[REQUIRED WORK] Records follow. Copy every line with "most".

Collected data
— Start —

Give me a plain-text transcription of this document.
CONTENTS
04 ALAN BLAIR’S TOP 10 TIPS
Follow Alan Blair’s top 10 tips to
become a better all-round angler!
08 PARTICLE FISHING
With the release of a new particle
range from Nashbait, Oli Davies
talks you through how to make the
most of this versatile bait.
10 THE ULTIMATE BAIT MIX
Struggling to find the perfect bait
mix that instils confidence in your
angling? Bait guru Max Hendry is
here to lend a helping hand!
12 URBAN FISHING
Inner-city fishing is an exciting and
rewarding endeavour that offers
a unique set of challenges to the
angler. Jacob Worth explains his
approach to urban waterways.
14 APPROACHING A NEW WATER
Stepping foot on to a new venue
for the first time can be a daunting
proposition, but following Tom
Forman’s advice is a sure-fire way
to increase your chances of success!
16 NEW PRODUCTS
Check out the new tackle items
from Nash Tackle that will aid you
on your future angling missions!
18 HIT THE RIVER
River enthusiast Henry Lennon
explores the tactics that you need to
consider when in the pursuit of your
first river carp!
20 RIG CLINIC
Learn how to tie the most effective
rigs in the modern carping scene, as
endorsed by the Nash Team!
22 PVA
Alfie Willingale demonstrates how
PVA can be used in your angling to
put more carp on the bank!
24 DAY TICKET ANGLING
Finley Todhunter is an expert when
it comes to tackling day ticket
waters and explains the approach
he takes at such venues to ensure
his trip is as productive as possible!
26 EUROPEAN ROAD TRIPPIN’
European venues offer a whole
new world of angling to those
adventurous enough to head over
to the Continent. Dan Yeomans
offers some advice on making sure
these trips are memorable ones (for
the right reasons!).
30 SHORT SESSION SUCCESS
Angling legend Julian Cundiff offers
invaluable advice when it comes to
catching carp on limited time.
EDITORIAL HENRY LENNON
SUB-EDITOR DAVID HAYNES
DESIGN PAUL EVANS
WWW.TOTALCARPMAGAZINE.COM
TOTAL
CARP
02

— End —

[CORRECT OUTPUT]
most of this versatile bait.
Learn how to tie the most effective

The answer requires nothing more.